--- start of Given records ---

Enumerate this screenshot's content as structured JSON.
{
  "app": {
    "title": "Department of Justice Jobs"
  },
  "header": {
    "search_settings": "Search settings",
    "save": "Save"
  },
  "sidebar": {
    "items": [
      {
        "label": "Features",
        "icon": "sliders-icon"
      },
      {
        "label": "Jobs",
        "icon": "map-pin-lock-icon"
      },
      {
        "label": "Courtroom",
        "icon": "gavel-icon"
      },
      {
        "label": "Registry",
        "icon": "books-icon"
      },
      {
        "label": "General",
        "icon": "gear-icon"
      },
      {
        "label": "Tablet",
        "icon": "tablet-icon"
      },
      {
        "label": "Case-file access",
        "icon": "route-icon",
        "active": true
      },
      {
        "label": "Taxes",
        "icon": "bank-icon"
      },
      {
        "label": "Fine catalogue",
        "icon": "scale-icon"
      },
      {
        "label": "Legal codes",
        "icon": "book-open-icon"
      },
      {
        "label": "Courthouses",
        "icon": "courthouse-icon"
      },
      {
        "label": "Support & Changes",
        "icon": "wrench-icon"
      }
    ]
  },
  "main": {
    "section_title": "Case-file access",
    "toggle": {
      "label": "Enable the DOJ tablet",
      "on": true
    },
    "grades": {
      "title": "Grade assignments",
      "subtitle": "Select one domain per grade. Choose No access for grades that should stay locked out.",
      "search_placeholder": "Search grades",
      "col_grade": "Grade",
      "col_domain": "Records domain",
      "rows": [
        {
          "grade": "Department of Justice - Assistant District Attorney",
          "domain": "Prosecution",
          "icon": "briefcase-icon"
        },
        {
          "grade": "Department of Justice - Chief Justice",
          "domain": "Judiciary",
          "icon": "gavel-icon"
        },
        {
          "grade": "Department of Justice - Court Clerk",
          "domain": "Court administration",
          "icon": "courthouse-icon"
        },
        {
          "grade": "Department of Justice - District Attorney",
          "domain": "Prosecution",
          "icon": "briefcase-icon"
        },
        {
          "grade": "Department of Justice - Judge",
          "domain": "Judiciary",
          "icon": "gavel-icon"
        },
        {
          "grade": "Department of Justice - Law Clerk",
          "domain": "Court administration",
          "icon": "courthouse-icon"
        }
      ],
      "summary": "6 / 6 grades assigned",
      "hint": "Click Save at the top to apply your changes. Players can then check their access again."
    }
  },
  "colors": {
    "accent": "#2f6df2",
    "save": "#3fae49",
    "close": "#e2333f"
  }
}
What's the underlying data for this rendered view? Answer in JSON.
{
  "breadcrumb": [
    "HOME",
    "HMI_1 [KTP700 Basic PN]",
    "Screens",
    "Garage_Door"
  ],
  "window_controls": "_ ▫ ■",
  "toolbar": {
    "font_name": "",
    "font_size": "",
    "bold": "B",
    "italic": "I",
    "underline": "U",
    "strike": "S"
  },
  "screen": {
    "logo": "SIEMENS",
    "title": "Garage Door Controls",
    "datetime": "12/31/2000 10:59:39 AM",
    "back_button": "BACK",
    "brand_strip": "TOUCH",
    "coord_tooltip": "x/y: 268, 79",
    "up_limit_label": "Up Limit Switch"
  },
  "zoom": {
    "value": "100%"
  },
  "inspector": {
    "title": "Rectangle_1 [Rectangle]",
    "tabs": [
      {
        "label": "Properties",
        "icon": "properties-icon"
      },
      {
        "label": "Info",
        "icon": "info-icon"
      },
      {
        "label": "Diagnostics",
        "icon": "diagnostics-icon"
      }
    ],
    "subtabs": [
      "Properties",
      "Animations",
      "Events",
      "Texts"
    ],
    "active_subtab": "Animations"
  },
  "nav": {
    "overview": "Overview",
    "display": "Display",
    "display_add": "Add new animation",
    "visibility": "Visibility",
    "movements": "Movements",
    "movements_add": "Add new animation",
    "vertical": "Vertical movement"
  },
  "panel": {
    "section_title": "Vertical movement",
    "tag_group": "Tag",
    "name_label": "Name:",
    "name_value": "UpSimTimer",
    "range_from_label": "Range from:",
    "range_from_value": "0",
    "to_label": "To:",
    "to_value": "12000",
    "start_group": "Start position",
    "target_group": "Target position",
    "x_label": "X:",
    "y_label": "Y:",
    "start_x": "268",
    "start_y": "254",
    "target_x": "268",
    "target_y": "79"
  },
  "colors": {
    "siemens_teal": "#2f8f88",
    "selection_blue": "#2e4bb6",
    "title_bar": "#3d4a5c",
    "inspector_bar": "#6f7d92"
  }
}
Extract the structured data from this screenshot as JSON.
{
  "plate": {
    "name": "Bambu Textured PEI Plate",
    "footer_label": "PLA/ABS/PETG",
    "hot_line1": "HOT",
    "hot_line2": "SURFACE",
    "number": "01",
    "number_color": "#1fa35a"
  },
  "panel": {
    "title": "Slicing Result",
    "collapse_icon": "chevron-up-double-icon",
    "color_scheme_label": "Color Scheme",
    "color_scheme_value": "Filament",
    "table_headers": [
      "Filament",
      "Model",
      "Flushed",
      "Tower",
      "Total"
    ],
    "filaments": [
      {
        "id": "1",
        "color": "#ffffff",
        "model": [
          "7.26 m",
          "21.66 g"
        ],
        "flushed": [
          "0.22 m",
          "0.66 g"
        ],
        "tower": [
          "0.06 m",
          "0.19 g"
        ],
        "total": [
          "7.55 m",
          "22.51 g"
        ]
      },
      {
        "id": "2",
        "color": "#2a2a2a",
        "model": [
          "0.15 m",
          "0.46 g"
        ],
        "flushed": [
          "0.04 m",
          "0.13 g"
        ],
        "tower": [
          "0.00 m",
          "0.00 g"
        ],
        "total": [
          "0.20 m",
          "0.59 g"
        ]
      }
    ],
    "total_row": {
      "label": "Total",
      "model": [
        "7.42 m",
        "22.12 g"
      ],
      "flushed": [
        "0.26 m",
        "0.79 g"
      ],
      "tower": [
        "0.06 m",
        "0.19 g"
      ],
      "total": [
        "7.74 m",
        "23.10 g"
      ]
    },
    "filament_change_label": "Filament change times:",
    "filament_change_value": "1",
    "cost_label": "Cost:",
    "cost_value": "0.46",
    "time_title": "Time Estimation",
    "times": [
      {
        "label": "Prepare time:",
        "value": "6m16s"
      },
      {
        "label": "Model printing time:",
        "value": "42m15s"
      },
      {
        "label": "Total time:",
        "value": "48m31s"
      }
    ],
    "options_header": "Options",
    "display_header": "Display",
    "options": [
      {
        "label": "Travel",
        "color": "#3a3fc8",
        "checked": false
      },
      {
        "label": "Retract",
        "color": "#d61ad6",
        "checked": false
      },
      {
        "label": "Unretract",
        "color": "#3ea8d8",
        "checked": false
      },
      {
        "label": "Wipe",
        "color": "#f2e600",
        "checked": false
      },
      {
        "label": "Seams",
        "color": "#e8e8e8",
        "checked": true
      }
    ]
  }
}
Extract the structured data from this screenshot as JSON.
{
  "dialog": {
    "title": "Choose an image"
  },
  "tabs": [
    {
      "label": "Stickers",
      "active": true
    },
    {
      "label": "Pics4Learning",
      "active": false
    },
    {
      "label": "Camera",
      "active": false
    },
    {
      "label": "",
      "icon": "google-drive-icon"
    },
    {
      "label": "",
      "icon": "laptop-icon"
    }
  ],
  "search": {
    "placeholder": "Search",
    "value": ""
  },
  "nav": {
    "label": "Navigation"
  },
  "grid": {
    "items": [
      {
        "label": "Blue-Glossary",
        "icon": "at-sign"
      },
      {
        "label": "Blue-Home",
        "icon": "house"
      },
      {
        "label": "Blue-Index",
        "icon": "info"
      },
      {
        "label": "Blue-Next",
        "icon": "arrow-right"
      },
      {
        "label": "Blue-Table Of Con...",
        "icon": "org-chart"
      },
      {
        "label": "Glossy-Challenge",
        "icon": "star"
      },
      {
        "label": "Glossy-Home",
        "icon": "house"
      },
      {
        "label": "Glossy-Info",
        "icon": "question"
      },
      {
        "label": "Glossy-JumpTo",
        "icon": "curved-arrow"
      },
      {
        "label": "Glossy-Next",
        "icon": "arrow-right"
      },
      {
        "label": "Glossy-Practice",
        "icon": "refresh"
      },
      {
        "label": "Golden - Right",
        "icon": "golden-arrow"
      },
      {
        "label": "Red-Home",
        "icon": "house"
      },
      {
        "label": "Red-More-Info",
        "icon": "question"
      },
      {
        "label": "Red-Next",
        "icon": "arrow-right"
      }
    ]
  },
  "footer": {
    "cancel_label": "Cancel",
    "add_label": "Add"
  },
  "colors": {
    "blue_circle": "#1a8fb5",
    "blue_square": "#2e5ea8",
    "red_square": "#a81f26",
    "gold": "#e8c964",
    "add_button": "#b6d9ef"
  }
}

--- end of Given records ---

▶ Work instructions:
Pull out all lines of the data with the string "true".

▶ Right answer:
        "active": true
      "on": true
        "checked": true
      "active": true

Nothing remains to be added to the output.